··· Material for the task ···

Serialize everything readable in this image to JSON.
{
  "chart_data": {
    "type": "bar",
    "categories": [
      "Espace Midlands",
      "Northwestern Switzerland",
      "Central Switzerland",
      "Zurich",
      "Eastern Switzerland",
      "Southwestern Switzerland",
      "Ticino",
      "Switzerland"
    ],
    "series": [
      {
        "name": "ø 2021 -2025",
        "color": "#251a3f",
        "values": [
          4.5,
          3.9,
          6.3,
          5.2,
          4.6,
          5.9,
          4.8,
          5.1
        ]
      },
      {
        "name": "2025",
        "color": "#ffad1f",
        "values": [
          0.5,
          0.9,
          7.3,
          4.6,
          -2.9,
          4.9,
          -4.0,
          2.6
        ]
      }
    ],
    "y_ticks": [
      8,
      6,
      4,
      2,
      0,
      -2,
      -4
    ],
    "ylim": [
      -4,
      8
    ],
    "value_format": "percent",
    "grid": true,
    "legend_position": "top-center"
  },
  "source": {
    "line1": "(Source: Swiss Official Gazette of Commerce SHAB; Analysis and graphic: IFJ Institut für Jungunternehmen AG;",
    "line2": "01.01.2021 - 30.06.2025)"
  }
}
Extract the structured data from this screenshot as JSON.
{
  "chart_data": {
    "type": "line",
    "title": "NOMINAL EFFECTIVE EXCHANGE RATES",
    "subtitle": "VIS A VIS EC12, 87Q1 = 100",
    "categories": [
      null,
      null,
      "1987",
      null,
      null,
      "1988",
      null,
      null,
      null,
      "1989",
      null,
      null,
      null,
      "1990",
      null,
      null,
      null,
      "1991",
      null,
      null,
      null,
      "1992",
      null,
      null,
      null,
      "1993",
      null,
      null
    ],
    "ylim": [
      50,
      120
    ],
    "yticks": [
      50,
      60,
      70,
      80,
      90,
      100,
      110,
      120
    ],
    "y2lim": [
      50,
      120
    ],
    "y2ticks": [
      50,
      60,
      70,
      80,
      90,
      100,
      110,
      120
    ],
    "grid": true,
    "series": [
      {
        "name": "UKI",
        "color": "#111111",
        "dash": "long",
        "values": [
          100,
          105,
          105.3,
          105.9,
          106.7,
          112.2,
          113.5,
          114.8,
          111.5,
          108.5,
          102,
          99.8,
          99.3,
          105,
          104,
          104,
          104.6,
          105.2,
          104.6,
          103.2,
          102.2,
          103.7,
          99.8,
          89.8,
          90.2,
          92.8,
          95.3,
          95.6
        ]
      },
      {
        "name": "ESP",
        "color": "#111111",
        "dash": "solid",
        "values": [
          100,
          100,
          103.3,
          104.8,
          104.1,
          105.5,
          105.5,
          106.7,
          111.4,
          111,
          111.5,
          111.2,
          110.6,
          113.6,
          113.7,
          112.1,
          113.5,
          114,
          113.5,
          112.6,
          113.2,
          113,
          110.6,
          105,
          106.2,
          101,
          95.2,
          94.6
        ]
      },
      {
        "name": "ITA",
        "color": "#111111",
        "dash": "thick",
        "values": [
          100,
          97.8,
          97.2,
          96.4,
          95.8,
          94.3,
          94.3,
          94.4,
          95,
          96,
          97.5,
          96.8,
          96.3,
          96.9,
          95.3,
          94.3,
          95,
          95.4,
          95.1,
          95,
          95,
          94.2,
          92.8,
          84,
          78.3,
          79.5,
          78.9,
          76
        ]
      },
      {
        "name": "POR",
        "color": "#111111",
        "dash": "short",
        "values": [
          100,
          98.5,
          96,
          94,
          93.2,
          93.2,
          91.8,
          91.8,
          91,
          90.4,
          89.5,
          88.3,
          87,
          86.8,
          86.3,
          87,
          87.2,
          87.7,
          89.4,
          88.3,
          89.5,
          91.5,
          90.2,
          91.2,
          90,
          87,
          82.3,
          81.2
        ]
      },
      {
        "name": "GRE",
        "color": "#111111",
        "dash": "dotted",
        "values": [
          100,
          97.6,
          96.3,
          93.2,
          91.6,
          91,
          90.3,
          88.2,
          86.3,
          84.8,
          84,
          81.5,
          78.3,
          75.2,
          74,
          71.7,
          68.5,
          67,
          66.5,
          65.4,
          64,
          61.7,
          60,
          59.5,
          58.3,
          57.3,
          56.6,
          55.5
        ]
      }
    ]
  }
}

···

Requirements: Count how many lines above carry the word "Switzerland". Only the number is required.

Output of the exercise: 5